= Your task =
Copy out all lines that hold "ylabel".

[begin Input]

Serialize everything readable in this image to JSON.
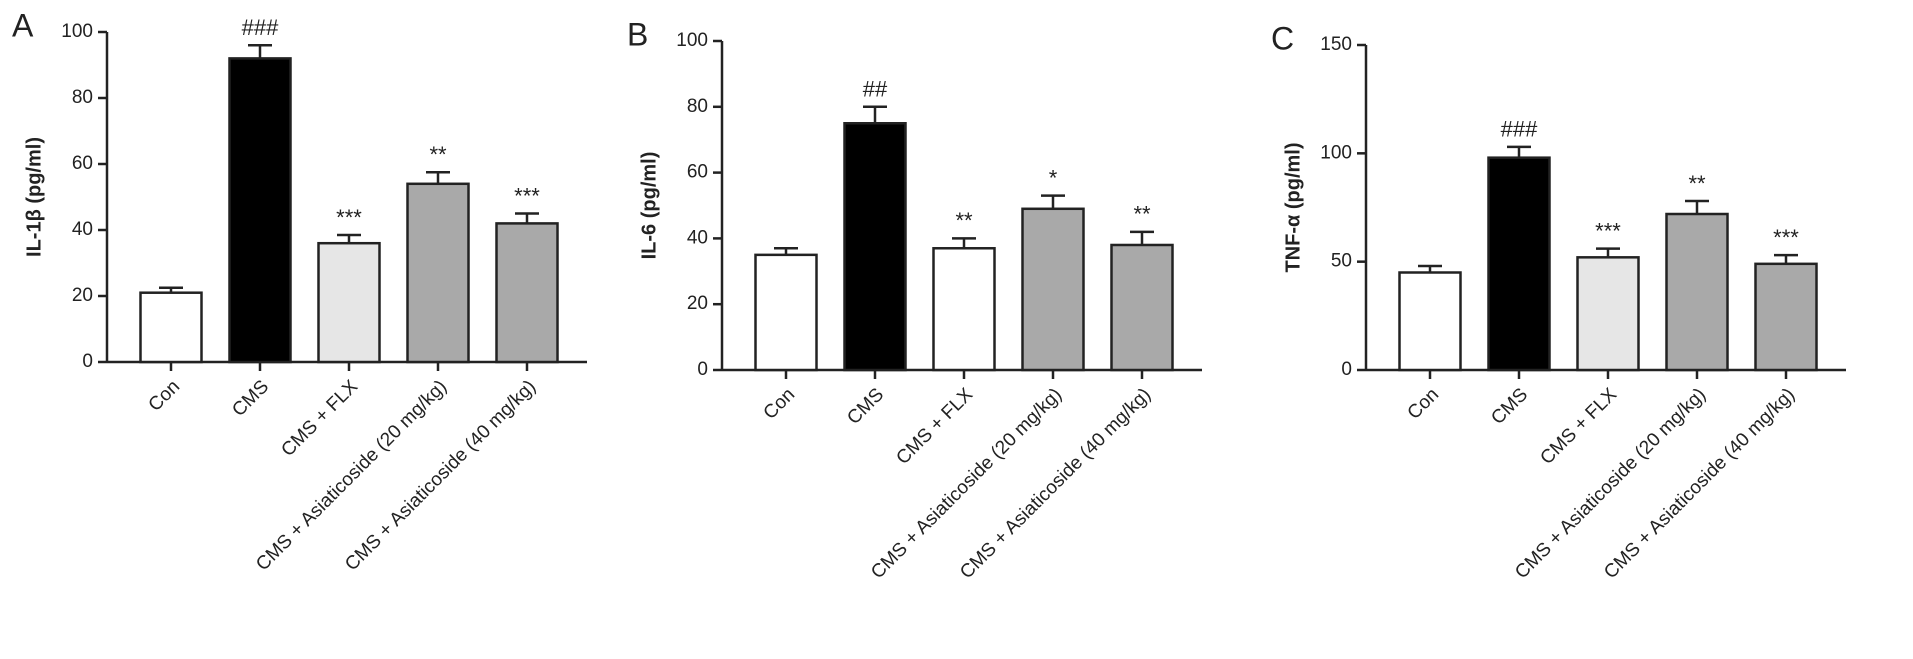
{
  "chart_data": [
    {
      "type": "bar",
      "panel_label": "A",
      "ylabel": "IL-1β (pg/ml)",
      "categories": [
        "Con",
        "CMS",
        "CMS + FLX",
        "CMS + Asiaticoside (20 mg/kg)",
        "CMS + Asiaticoside (40 mg/kg)"
      ],
      "values": [
        21,
        92,
        36,
        54,
        42
      ],
      "errors": [
        1.5,
        4,
        2.5,
        3.5,
        3
      ],
      "annotations": [
        null,
        "###",
        "***",
        "**",
        "***"
      ],
      "colors": [
        "#ffffff",
        "#000000",
        "#e6e6e6",
        "#a9a9a9",
        "#a9a9a9"
      ],
      "ylim": [
        0,
        100
      ],
      "yticks": [
        0,
        20,
        40,
        60,
        80,
        100
      ]
    },
    {
      "type": "bar",
      "panel_label": "B",
      "ylabel": "IL-6 (pg/ml)",
      "categories": [
        "Con",
        "CMS",
        "CMS + FLX",
        "CMS + Asiaticoside (20 mg/kg)",
        "CMS + Asiaticoside (40 mg/kg)"
      ],
      "values": [
        35,
        75,
        37,
        49,
        38
      ],
      "errors": [
        2,
        5,
        3,
        4,
        4
      ],
      "annotations": [
        null,
        "##",
        "**",
        "*",
        "**"
      ],
      "colors": [
        "#ffffff",
        "#000000",
        "#ffffff",
        "#a9a9a9",
        "#a9a9a9"
      ],
      "ylim": [
        0,
        100
      ],
      "yticks": [
        0,
        20,
        40,
        60,
        80,
        100
      ]
    },
    {
      "type": "bar",
      "panel_label": "C",
      "ylabel": "TNF-α (pg/ml)",
      "categories": [
        "Con",
        "CMS",
        "CMS + FLX",
        "CMS + Asiaticoside (20 mg/kg)",
        "CMS + Asiaticoside (40 mg/kg)"
      ],
      "values": [
        45,
        98,
        52,
        72,
        49
      ],
      "errors": [
        3,
        5,
        4,
        6,
        4
      ],
      "annotations": [
        null,
        "###",
        "***",
        "**",
        "***"
      ],
      "colors": [
        "#ffffff",
        "#000000",
        "#e6e6e6",
        "#a9a9a9",
        "#a9a9a9"
      ],
      "ylim": [
        0,
        150
      ],
      "yticks": [
        0,
        50,
        100,
        150
      ]
    }
  ]
}
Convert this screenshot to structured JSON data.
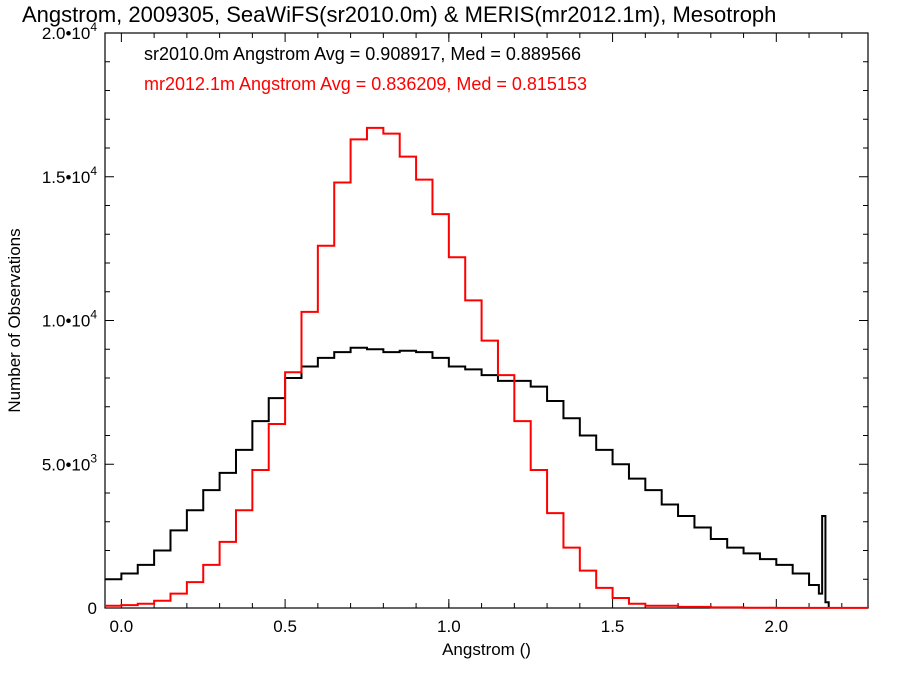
{
  "chart_data": {
    "type": "histogram",
    "title": "Angstrom, 2009305, SeaWiFS(sr2010.0m) & MERIS(mr2012.1m), Mesotroph",
    "xlabel": "Angstrom ()",
    "ylabel": "Number of Observations",
    "xlim": [
      -0.05,
      2.28
    ],
    "ylim": [
      0,
      20000
    ],
    "xticks": [
      {
        "value": 0.0,
        "label": "0.0"
      },
      {
        "value": 0.5,
        "label": "0.5"
      },
      {
        "value": 1.0,
        "label": "1.0"
      },
      {
        "value": 1.5,
        "label": "1.5"
      },
      {
        "value": 2.0,
        "label": "2.0"
      }
    ],
    "yticks": [
      {
        "value": 0,
        "mant": "0",
        "exp": ""
      },
      {
        "value": 5000,
        "mant": "5.0•10",
        "exp": "3"
      },
      {
        "value": 10000,
        "mant": "1.0•10",
        "exp": "4"
      },
      {
        "value": 15000,
        "mant": "1.5•10",
        "exp": "4"
      },
      {
        "value": 20000,
        "mant": "2.0•10",
        "exp": "4"
      }
    ],
    "grid": false,
    "legend": [
      {
        "text": "sr2010.0m Angstrom Avg = 0.908917, Med = 0.889566",
        "color": "#000000"
      },
      {
        "text": "mr2012.1m Angstrom Avg = 0.836209, Med = 0.815153",
        "color": "#ff0000"
      }
    ],
    "series": [
      {
        "name": "sr2010.0m",
        "color": "#000000",
        "points": [
          [
            -0.05,
            1000
          ],
          [
            0.0,
            1200
          ],
          [
            0.05,
            1500
          ],
          [
            0.1,
            2000
          ],
          [
            0.15,
            2700
          ],
          [
            0.2,
            3400
          ],
          [
            0.25,
            4100
          ],
          [
            0.3,
            4700
          ],
          [
            0.35,
            5500
          ],
          [
            0.4,
            6500
          ],
          [
            0.45,
            7300
          ],
          [
            0.5,
            8000
          ],
          [
            0.55,
            8400
          ],
          [
            0.6,
            8700
          ],
          [
            0.65,
            8900
          ],
          [
            0.7,
            9050
          ],
          [
            0.75,
            9000
          ],
          [
            0.8,
            8900
          ],
          [
            0.85,
            8950
          ],
          [
            0.9,
            8900
          ],
          [
            0.95,
            8700
          ],
          [
            1.0,
            8400
          ],
          [
            1.05,
            8300
          ],
          [
            1.1,
            8100
          ],
          [
            1.15,
            7900
          ],
          [
            1.2,
            7900
          ],
          [
            1.25,
            7700
          ],
          [
            1.3,
            7200
          ],
          [
            1.35,
            6600
          ],
          [
            1.4,
            6000
          ],
          [
            1.45,
            5500
          ],
          [
            1.5,
            5000
          ],
          [
            1.55,
            4500
          ],
          [
            1.6,
            4100
          ],
          [
            1.65,
            3600
          ],
          [
            1.7,
            3200
          ],
          [
            1.75,
            2800
          ],
          [
            1.8,
            2400
          ],
          [
            1.85,
            2100
          ],
          [
            1.9,
            1900
          ],
          [
            1.95,
            1700
          ],
          [
            2.0,
            1500
          ],
          [
            2.05,
            1200
          ],
          [
            2.1,
            800
          ],
          [
            2.13,
            500
          ],
          [
            2.14,
            3200
          ],
          [
            2.15,
            200
          ],
          [
            2.16,
            0
          ]
        ]
      },
      {
        "name": "mr2012.1m",
        "color": "#ff0000",
        "points": [
          [
            -0.05,
            80
          ],
          [
            0.0,
            100
          ],
          [
            0.05,
            150
          ],
          [
            0.1,
            250
          ],
          [
            0.15,
            500
          ],
          [
            0.2,
            900
          ],
          [
            0.25,
            1500
          ],
          [
            0.3,
            2300
          ],
          [
            0.35,
            3400
          ],
          [
            0.4,
            4800
          ],
          [
            0.45,
            6400
          ],
          [
            0.5,
            8200
          ],
          [
            0.55,
            10300
          ],
          [
            0.6,
            12600
          ],
          [
            0.65,
            14800
          ],
          [
            0.7,
            16300
          ],
          [
            0.75,
            16700
          ],
          [
            0.8,
            16500
          ],
          [
            0.85,
            15700
          ],
          [
            0.9,
            14900
          ],
          [
            0.95,
            13700
          ],
          [
            1.0,
            12200
          ],
          [
            1.05,
            10700
          ],
          [
            1.1,
            9300
          ],
          [
            1.15,
            8100
          ],
          [
            1.2,
            6500
          ],
          [
            1.25,
            4800
          ],
          [
            1.3,
            3300
          ],
          [
            1.35,
            2100
          ],
          [
            1.4,
            1300
          ],
          [
            1.45,
            700
          ],
          [
            1.5,
            350
          ],
          [
            1.55,
            150
          ],
          [
            1.6,
            80
          ],
          [
            1.7,
            40
          ],
          [
            1.8,
            20
          ],
          [
            1.9,
            10
          ],
          [
            2.0,
            5
          ],
          [
            2.28,
            0
          ]
        ]
      }
    ]
  }
}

[end Input]

= Problem solution =
      "ylabel": "IL-1β (pg/ml)",
      "ylabel": "IL-6 (pg/ml)",
      "ylabel": "TNF-α (pg/ml)",
    "ylabel": "Number of Observations",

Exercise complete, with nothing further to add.